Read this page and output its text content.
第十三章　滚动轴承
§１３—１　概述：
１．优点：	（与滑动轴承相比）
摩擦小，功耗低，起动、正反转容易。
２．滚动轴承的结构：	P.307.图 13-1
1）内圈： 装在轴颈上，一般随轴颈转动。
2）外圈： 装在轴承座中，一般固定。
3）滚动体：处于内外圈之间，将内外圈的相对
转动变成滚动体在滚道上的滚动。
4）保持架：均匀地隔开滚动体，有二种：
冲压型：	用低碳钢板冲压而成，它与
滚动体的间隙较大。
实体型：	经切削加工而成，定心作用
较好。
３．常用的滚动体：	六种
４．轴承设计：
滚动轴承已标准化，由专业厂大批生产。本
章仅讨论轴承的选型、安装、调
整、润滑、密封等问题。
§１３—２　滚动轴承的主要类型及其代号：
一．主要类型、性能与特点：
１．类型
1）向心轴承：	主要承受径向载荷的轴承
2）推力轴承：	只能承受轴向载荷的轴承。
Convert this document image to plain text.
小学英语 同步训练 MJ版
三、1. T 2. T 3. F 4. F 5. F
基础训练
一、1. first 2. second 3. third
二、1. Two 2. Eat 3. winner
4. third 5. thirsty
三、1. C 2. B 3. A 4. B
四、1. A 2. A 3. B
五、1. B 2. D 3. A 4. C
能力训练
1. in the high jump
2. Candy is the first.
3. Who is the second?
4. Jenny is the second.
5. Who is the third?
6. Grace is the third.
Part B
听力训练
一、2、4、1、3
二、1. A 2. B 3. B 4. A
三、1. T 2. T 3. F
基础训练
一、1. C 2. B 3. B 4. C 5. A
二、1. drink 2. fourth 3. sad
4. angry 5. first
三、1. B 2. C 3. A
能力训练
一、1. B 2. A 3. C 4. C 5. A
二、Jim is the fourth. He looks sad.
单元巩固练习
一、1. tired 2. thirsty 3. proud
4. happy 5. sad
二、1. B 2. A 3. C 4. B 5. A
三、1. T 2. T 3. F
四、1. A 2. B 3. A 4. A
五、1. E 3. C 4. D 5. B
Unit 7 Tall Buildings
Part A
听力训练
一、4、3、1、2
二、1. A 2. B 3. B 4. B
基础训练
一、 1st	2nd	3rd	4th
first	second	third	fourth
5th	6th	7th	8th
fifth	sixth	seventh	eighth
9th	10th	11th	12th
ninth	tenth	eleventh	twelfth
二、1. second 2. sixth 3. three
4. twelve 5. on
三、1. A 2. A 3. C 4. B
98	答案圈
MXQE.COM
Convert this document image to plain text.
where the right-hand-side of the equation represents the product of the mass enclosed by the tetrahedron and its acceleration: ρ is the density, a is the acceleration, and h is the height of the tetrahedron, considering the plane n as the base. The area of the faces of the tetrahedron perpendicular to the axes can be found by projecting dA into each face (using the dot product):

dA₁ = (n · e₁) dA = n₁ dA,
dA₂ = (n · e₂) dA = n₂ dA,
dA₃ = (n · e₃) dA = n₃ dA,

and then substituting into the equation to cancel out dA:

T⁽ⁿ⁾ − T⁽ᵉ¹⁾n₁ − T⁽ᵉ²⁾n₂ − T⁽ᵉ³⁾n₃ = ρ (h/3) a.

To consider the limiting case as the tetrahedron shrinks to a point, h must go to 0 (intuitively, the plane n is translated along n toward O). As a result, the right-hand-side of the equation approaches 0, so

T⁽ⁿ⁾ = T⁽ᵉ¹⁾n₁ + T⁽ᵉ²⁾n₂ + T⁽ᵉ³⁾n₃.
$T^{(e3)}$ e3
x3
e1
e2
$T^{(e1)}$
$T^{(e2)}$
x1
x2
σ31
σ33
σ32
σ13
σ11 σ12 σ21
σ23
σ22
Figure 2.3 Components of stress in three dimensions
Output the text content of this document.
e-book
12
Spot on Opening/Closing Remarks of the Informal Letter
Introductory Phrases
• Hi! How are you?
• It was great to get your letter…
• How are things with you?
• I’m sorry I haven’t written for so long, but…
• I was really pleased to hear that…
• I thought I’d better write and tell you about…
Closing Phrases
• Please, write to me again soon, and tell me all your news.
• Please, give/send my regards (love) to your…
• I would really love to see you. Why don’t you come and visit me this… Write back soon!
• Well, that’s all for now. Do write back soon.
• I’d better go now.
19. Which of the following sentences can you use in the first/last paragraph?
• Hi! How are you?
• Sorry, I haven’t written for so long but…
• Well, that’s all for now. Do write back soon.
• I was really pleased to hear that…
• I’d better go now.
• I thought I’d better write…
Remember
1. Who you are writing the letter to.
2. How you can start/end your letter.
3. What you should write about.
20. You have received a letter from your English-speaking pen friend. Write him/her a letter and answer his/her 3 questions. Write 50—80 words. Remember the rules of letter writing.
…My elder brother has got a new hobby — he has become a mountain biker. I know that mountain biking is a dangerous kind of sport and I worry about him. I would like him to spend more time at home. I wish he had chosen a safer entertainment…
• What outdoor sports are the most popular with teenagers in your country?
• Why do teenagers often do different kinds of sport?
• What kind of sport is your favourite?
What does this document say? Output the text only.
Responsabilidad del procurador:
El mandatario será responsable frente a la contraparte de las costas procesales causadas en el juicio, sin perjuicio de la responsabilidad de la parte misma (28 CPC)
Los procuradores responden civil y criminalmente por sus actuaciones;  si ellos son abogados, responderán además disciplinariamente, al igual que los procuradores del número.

******************************

» Job:
Find every line in the records above that contains the word "hand", and copy each one.

» Final result:
where the right-hand-side of the equation represents the product of the mass enclosed by the tetrahedron and its acceleration: ρ is the density, a is the acceleration, and h is the height of the tetrahedron, considering the plane n as the base. The area of the faces of the tetrahedron perpendicular to the axes can be found by projecting dA into each face (using the dot product):
To consider the limiting case as the tetrahedron shrinks to a point, h must go to 0 (intuitively, the plane n is translated along n toward O). As a result, the right-hand-side of the equation approaches 0, so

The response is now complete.